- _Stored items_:
[START]
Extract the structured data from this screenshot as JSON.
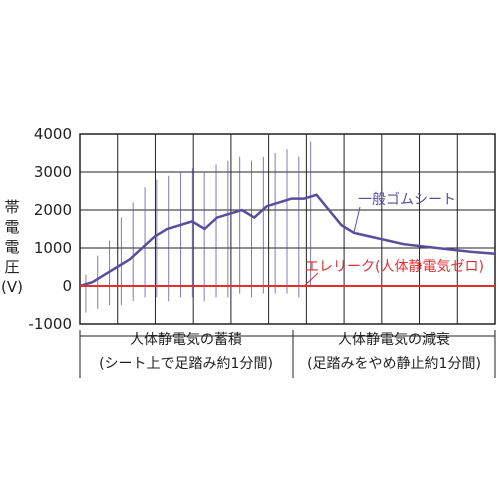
{
  "chart_data": {
    "type": "line",
    "ylabel_chars": [
      "帯",
      "電",
      "電",
      "圧",
      "(V)"
    ],
    "yticks": [
      4000,
      3000,
      2000,
      1000,
      0,
      -1000
    ],
    "tick_labels": [
      "4000",
      "3000",
      "2000",
      "1000",
      "0",
      "-1000"
    ],
    "ylim": [
      -1000,
      4000
    ],
    "grid": true,
    "x_phases": [
      {
        "label": "人体静電気の蓄積",
        "sublabel": "(シート上で足踏み約1分間)",
        "range": [
          0,
          0.57
        ]
      },
      {
        "label": "人体静電気の減衰",
        "sublabel": "(足踏みをやめ静止約1分間)",
        "range": [
          0.57,
          1.0
        ]
      }
    ],
    "series": [
      {
        "name": "一般ゴムシート",
        "color": "#5a4e9c",
        "x": [
          0.0,
          0.03,
          0.06,
          0.09,
          0.12,
          0.15,
          0.18,
          0.21,
          0.24,
          0.27,
          0.3,
          0.33,
          0.36,
          0.39,
          0.42,
          0.45,
          0.48,
          0.51,
          0.54,
          0.57,
          0.6,
          0.63,
          0.66,
          0.7,
          0.74,
          0.78,
          0.82,
          0.86,
          0.9,
          0.94,
          1.0
        ],
        "values": [
          0,
          100,
          300,
          500,
          700,
          1000,
          1300,
          1500,
          1600,
          1700,
          1500,
          1800,
          1900,
          2000,
          1800,
          2100,
          2200,
          2300,
          2300,
          2400,
          2000,
          1600,
          1400,
          1300,
          1200,
          1100,
          1050,
          1000,
          950,
          900,
          850
        ],
        "spike_high": [
          300,
          800,
          1200,
          1800,
          2200,
          2600,
          2800,
          2900,
          3000,
          3100,
          3000,
          3200,
          3300,
          3400,
          3300,
          3400,
          3500,
          3600,
          3400,
          3800
        ],
        "spike_low": [
          -700,
          -600,
          -500,
          -500,
          -400,
          -300,
          -300,
          -400,
          -300,
          -300,
          -400,
          -300,
          -300,
          -200,
          -300,
          -200,
          -200,
          -200,
          -300,
          0
        ]
      },
      {
        "name": "エレリーク(人体静電気ゼロ)",
        "color": "#e03030",
        "x": [
          0,
          1
        ],
        "values": [
          0,
          0
        ]
      }
    ]
  }
}
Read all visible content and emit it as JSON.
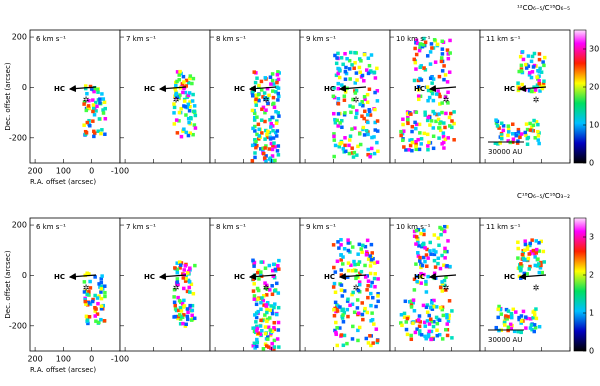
{
  "rows": [
    {
      "title": "¹²CO₆₋₅/C¹⁸O₆₋₅",
      "channels": [
        "6 km s⁻¹",
        "7 km s⁻¹",
        "8 km s⁻¹",
        "9 km s⁻¹",
        "10 km s⁻¹",
        "11 km s⁻¹"
      ],
      "colorbar": {
        "lim": [
          0,
          35
        ],
        "ticks": [
          0,
          10,
          20,
          30
        ]
      }
    },
    {
      "title": "C¹⁸O₆₋₅/C¹⁸O₃₋₂",
      "channels": [
        "6 km s⁻¹",
        "7 km s⁻¹",
        "8 km s⁻¹",
        "9 km s⁻¹",
        "10 km s⁻¹",
        "11 km s⁻¹"
      ],
      "colorbar": {
        "lim": [
          0,
          3.5
        ],
        "ticks": [
          0,
          1,
          2,
          3
        ]
      }
    }
  ],
  "axes": {
    "xlabel": "R.A. offset (arcsec)",
    "ylabel": "Dec. offset (arcsec)",
    "xlim": [
      218,
      -100
    ],
    "ylim": [
      228,
      -300
    ],
    "xticks": [
      200,
      100,
      0,
      -100
    ],
    "yticks": [
      200,
      0,
      -200
    ]
  },
  "hc_label": "HC",
  "scale_bar": "30000 AU"
}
[END]
- _Goal_: Set down only the lines running from the line with "Read all visible content and emit it as JSON." to the end of the entries, inclusive; omit every picture.

- _Exercise response_:
Read all visible content and emit it as JSON.
{
  "rows": [
    {
      "title": "¹²CO₆₋₅/C¹⁸O₆₋₅",
      "channels": [
        "6 km s⁻¹",
        "7 km s⁻¹",
        "8 km s⁻¹",
        "9 km s⁻¹",
        "10 km s⁻¹",
        "11 km s⁻¹"
      ],
      "colorbar": {
        "lim": [
          0,
          35
        ],
        "ticks": [
          0,
          10,
          20,
          30
        ]
      }
    },
    {
      "title": "C¹⁸O₆₋₅/C¹⁸O₃₋₂",
      "channels": [
        "6 km s⁻¹",
        "7 km s⁻¹",
        "8 km s⁻¹",
        "9 km s⁻¹",
        "10 km s⁻¹",
        "11 km s⁻¹"
      ],
      "colorbar": {
        "lim": [
          0,
          3.5
        ],
        "ticks": [
          0,
          1,
          2,
          3
        ]
      }
    }
  ],
  "axes": {
    "xlabel": "R.A. offset (arcsec)",
    "ylabel": "Dec. offset (arcsec)",
    "xlim": [
      218,
      -100
    ],
    "ylim": [
      228,
      -300
    ],
    "xticks": [
      200,
      100,
      0,
      -100
    ],
    "yticks": [
      200,
      0,
      -200
    ]
  },
  "hc_label": "HC",
  "scale_bar": "30000 AU"
}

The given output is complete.